**THE EXERCISE**
Print the listing below exactly.

^^^^^^^^

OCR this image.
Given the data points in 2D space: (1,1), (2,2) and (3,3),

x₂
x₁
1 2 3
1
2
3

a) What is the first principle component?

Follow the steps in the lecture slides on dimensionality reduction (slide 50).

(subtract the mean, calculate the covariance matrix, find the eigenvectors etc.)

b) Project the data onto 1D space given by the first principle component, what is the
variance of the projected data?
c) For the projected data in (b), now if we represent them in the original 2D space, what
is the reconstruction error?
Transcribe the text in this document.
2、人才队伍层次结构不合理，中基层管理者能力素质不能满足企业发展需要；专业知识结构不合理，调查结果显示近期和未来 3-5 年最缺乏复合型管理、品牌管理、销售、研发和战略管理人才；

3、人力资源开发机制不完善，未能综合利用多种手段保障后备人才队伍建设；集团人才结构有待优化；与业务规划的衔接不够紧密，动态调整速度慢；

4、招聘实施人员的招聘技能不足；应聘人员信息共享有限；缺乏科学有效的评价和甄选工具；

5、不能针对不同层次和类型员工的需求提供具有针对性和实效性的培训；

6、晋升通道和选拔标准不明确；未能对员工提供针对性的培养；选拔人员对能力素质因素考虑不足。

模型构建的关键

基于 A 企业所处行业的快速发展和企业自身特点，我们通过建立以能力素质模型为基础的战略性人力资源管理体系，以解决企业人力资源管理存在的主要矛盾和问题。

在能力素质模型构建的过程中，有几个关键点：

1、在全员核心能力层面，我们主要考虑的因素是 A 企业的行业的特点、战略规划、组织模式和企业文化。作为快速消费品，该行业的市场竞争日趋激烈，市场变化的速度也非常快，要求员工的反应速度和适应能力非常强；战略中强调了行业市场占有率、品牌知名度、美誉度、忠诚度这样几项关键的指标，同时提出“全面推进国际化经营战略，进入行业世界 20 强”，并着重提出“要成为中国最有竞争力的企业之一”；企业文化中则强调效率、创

^^^^^^^^

**SOLUTION FOR THIS PROBLEM**
OCR this image.
Given the data points in 2D space: (1,1), (2,2) and (3,3),

x₂
x₁
1 2 3
1
2
3

a) What is the first principle component?

Follow the steps in the lecture slides on dimensionality reduction (slide 50).

(subtract the mean, calculate the covariance matrix, find the eigenvectors etc.)

b) Project the data onto 1D space given by the first principle component, what is the
variance of the projected data?
c) For the projected data in (b), now if we represent them in the original 2D space, what
is the reconstruction error?
Transcribe the text in this document.
2、人才队伍层次结构不合理，中基层管理者能力素质不能满足企业发展需要；专业知识结构不合理，调查结果显示近期和未来 3-5 年最缺乏复合型管理、品牌管理、销售、研发和战略管理人才；

3、人力资源开发机制不完善，未能综合利用多种手段保障后备人才队伍建设；集团人才结构有待优化；与业务规划的衔接不够紧密，动态调整速度慢；

4、招聘实施人员的招聘技能不足；应聘人员信息共享有限；缺乏科学有效的评价和甄选工具；

5、不能针对不同层次和类型员工的需求提供具有针对性和实效性的培训；

6、晋升通道和选拔标准不明确；未能对员工提供针对性的培养；选拔人员对能力素质因素考虑不足。

模型构建的关键

基于 A 企业所处行业的快速发展和企业自身特点，我们通过建立以能力素质模型为基础的战略性人力资源管理体系，以解决企业人力资源管理存在的主要矛盾和问题。

在能力素质模型构建的过程中，有几个关键点：

1、在全员核心能力层面，我们主要考虑的因素是 A 企业的行业的特点、战略规划、组织模式和企业文化。作为快速消费品，该行业的市场竞争日趋激烈，市场变化的速度也非常快，要求员工的反应速度和适应能力非常强；战略中强调了行业市场占有率、品牌知名度、美誉度、忠诚度这样几项关键的指标，同时提出“全面推进国际化经营战略，进入行业世界 20 强”，并着重提出“要成为中国最有竞争力的企业之一”；企业文化中则强调效率、创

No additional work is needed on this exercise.